Work to do
In the entries below, identify every line with the string "Федерального" and copy it.

________

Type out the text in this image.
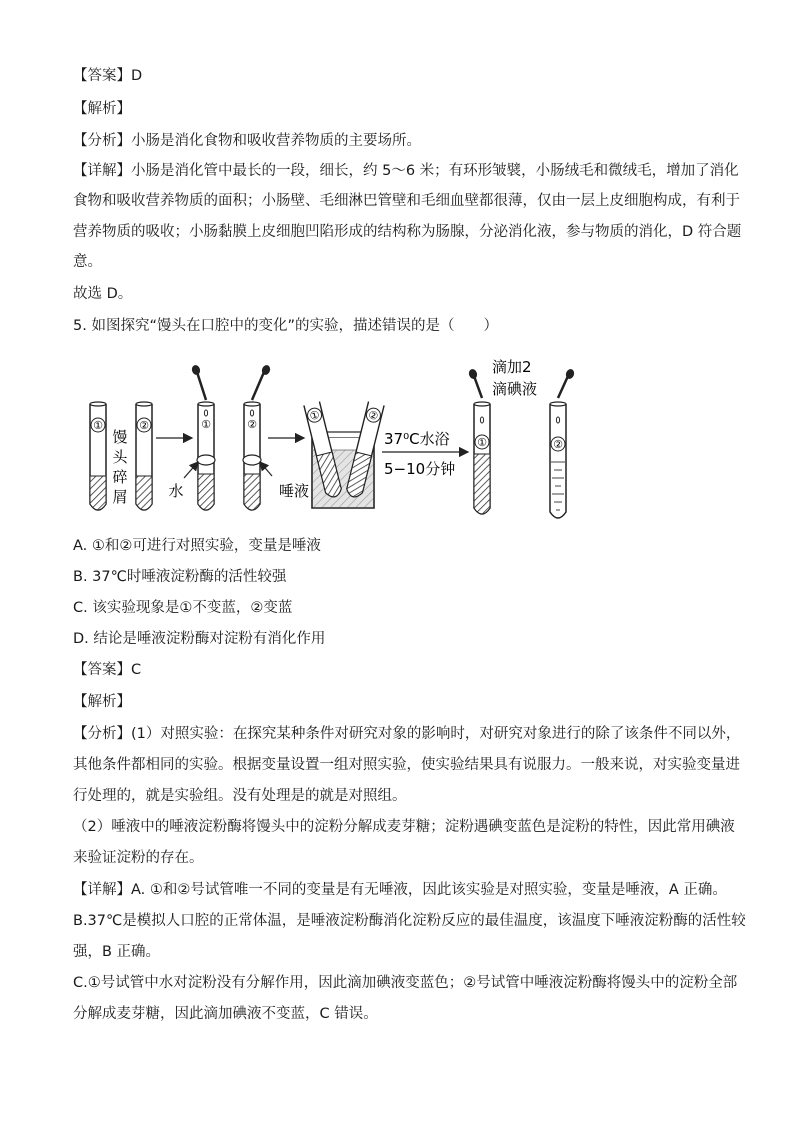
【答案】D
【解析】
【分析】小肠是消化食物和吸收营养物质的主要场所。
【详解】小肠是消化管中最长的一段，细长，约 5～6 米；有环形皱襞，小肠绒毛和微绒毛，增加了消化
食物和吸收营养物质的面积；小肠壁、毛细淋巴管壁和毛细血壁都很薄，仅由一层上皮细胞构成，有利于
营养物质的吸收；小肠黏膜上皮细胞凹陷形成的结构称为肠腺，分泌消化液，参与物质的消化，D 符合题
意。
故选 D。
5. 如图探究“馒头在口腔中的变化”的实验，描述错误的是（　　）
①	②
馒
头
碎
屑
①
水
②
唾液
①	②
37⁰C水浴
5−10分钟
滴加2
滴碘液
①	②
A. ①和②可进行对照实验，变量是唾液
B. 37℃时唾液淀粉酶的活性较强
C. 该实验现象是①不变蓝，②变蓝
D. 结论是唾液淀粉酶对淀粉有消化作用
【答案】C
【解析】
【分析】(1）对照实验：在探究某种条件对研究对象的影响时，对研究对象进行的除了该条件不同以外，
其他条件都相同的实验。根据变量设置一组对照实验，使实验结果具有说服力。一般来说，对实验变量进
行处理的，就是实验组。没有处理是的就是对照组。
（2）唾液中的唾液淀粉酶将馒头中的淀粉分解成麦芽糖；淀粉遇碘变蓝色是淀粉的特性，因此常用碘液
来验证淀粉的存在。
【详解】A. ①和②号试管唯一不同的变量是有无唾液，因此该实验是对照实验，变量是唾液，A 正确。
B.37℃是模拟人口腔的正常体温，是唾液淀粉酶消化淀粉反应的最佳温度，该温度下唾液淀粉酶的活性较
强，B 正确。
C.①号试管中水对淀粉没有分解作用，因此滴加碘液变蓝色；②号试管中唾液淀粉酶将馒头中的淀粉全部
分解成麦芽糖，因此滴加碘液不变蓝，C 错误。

________

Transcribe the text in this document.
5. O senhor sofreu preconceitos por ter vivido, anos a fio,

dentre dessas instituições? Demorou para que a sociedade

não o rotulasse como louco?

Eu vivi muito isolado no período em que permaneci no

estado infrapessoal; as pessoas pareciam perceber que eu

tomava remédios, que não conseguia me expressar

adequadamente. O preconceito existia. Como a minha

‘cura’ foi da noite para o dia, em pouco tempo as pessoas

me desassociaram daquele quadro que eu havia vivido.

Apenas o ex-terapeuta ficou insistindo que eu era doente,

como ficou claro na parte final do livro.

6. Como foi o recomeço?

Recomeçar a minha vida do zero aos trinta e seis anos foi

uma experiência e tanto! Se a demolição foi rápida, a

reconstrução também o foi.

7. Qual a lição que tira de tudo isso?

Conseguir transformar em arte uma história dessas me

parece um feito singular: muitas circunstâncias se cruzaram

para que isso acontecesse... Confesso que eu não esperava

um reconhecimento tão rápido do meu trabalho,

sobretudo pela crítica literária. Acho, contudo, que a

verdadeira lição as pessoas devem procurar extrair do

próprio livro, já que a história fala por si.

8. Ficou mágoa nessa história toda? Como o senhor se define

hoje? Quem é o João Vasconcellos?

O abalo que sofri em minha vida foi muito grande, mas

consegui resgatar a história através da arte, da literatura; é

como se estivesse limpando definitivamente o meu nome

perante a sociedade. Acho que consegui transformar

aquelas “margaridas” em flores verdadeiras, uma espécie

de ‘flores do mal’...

________

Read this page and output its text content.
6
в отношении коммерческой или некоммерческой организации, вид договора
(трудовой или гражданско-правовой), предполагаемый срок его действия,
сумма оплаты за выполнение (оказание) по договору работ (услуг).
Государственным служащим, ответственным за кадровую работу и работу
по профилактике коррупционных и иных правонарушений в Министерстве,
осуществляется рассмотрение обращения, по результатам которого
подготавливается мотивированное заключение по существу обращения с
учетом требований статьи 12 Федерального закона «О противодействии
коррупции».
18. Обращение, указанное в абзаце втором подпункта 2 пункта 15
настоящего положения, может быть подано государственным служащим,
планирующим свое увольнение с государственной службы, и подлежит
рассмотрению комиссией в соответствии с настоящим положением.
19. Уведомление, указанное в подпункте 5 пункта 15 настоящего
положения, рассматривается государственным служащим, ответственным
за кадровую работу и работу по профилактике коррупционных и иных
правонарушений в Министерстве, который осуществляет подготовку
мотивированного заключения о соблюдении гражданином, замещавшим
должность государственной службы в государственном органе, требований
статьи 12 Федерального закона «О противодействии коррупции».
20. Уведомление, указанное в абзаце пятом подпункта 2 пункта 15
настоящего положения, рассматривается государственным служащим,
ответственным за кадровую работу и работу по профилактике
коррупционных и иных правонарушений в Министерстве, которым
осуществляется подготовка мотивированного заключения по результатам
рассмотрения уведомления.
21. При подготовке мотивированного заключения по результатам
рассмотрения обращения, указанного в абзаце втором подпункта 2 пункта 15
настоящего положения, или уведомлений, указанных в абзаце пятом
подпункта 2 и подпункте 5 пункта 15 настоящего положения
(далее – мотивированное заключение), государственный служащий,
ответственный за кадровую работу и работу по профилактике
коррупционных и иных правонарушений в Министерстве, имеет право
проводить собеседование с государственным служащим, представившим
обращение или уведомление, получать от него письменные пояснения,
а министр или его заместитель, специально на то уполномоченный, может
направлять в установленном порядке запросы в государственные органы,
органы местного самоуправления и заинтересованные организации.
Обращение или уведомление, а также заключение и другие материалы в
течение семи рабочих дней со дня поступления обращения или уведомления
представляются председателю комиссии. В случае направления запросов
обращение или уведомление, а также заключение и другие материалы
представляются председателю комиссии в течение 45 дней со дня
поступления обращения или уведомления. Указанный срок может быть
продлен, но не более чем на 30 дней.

________

Result for this exercise
учетом требований статьи 12 Федерального закона «О противодействии
статьи 12 Федерального закона «О противодействии коррупции».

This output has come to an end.